What is needed
Reproduce the entries word for word, and omit any picture you find in them.
#####
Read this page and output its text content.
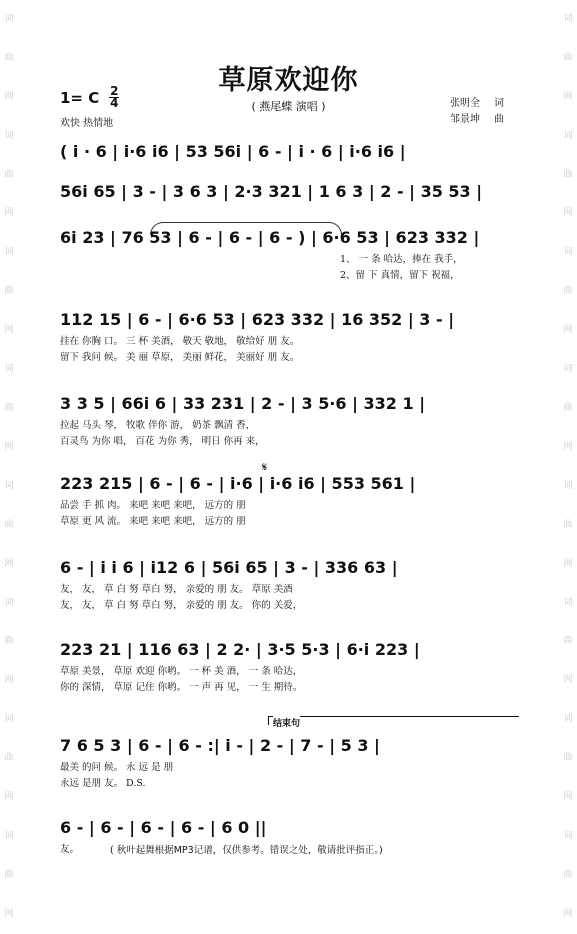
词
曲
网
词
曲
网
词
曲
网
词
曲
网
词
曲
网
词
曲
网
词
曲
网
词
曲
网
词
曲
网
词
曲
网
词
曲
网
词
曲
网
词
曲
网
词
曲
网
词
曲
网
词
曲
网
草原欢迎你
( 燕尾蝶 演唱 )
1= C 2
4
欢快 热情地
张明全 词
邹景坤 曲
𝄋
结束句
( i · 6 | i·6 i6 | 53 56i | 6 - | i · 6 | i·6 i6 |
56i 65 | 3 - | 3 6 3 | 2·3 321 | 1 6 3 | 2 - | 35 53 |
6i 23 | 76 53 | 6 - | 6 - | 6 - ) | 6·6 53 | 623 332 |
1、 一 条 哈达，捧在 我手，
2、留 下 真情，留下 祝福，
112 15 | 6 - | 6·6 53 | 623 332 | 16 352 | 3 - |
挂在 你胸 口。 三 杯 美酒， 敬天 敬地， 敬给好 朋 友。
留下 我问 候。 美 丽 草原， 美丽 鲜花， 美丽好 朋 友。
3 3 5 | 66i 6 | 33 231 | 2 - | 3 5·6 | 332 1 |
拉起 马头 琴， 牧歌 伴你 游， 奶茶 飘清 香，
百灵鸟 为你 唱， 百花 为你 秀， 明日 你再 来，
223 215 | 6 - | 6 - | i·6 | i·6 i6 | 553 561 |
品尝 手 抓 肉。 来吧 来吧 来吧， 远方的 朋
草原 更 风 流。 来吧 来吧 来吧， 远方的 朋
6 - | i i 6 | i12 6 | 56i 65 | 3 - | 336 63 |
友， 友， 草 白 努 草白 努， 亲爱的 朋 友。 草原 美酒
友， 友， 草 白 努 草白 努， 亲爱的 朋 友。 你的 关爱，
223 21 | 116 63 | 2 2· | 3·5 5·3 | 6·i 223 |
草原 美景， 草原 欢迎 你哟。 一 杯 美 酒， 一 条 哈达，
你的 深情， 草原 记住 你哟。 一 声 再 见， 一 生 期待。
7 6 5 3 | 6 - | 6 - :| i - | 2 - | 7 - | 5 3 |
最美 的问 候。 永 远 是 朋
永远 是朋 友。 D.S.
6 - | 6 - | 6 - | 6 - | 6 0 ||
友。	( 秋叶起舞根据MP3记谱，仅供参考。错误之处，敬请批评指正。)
#####
Response for this exercise
Read this page and output its text content.
词
曲
网
词
曲
网
词
曲
网
词
曲
网
词
曲
网
词
曲
网
词
曲
网
词
曲
网
词
曲
网
词
曲
网
词
曲
网
词
曲
网
词
曲
网
词
曲
网
词
曲
网
词
曲
网
草原欢迎你
( 燕尾蝶 演唱 )
1= C 2
4
欢快 热情地
张明全 词
邹景坤 曲
𝄋
结束句
( i · 6 | i·6 i6 | 53 56i | 6 - | i · 6 | i·6 i6 |
56i 65 | 3 - | 3 6 3 | 2·3 321 | 1 6 3 | 2 - | 35 53 |
6i 23 | 76 53 | 6 - | 6 - | 6 - ) | 6·6 53 | 623 332 |
1、 一 条 哈达，捧在 我手，
2、留 下 真情，留下 祝福，
112 15 | 6 - | 6·6 53 | 623 332 | 16 352 | 3 - |
挂在 你胸 口。 三 杯 美酒， 敬天 敬地， 敬给好 朋 友。
留下 我问 候。 美 丽 草原， 美丽 鲜花， 美丽好 朋 友。
3 3 5 | 66i 6 | 33 231 | 2 - | 3 5·6 | 332 1 |
拉起 马头 琴， 牧歌 伴你 游， 奶茶 飘清 香，
百灵鸟 为你 唱， 百花 为你 秀， 明日 你再 来，
223 215 | 6 - | 6 - | i·6 | i·6 i6 | 553 561 |
品尝 手 抓 肉。 来吧 来吧 来吧， 远方的 朋
草原 更 风 流。 来吧 来吧 来吧， 远方的 朋
6 - | i i 6 | i12 6 | 56i 65 | 3 - | 336 63 |
友， 友， 草 白 努 草白 努， 亲爱的 朋 友。 草原 美酒
友， 友， 草 白 努 草白 努， 亲爱的 朋 友。 你的 关爱，
223 21 | 116 63 | 2 2· | 3·5 5·3 | 6·i 223 |
草原 美景， 草原 欢迎 你哟。 一 杯 美 酒， 一 条 哈达，
你的 深情， 草原 记住 你哟。 一 声 再 见， 一 生 期待。
7 6 5 3 | 6 - | 6 - :| i - | 2 - | 7 - | 5 3 |
最美 的问 候。 永 远 是 朋
永远 是朋 友。 D.S.
6 - | 6 - | 6 - | 6 - | 6 0 ||
友。	( 秋叶起舞根据MP3记谱，仅供参考。错误之处，敬请批评指正。)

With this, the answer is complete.